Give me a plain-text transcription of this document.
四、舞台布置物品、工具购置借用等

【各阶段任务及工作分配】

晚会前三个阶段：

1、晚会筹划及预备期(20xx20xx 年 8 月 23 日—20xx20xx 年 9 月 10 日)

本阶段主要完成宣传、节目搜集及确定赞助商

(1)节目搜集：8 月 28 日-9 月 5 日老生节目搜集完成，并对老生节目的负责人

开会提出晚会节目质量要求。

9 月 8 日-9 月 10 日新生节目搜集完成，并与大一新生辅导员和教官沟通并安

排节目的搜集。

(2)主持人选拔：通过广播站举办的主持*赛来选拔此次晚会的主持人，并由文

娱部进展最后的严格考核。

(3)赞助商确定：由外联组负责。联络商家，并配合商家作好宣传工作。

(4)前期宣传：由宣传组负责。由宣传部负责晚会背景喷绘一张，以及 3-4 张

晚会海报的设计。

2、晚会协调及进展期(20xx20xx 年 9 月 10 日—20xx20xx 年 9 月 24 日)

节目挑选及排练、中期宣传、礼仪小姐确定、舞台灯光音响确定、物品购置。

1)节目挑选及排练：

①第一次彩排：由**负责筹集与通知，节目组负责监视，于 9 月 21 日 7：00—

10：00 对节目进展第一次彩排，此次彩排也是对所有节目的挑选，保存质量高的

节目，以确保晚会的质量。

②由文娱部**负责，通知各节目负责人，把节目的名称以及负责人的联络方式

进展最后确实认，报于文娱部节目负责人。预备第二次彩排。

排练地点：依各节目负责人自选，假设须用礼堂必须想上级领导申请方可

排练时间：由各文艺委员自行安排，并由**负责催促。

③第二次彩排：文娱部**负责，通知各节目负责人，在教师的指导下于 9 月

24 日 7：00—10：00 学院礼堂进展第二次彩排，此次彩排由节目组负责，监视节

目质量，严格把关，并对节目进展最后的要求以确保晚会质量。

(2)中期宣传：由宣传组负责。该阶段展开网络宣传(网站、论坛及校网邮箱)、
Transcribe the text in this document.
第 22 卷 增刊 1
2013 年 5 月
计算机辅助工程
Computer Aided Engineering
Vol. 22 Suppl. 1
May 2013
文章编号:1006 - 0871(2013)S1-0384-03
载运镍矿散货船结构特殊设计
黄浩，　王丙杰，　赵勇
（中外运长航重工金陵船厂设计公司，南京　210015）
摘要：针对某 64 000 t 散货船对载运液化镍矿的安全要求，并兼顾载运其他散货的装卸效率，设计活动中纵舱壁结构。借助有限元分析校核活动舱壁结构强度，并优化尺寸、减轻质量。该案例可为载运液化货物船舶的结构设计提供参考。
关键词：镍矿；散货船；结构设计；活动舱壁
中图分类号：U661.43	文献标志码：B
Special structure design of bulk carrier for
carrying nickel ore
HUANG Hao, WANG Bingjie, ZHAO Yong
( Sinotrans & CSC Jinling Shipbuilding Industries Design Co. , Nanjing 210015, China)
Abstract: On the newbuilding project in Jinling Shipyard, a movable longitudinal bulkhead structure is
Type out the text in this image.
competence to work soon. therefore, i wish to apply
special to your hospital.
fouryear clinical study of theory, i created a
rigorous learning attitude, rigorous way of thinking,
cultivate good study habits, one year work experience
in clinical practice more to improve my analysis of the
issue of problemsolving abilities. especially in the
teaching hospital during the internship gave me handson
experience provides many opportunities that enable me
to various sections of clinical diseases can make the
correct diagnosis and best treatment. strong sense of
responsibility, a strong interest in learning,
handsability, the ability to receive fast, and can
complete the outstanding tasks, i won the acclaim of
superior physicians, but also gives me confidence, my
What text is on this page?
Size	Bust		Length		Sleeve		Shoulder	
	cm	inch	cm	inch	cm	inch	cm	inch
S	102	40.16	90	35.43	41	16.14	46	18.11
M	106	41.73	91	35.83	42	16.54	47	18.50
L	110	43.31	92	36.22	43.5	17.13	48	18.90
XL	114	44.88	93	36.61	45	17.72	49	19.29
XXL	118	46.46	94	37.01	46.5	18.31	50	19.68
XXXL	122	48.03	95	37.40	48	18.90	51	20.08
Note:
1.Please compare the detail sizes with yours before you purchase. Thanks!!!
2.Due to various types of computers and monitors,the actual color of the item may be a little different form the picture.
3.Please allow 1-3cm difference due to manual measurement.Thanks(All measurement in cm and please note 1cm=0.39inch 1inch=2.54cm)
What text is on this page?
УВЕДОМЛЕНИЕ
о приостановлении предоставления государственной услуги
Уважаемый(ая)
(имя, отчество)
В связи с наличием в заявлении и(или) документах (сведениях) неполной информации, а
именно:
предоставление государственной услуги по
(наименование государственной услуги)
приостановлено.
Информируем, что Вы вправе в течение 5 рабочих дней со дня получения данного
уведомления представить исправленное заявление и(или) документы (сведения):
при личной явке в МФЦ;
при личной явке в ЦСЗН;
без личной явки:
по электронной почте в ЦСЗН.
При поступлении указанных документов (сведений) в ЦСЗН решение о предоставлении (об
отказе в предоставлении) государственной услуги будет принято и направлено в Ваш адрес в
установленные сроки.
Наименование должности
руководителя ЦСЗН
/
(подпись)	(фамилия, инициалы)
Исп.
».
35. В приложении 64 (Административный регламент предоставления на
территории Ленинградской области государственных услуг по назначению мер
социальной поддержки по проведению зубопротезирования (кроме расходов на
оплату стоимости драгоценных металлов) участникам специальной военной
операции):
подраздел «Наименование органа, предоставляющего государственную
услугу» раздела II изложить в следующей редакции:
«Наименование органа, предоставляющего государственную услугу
+-------+
- _Exercise task_:
Return every line of the preceding records in which the word "节目挑选及排练" appears.

- _Written solution_:
节目挑选及排练、中期宣传、礼仪小姐确定、舞台灯光音响确定、物品购置。
1)节目挑选及排练：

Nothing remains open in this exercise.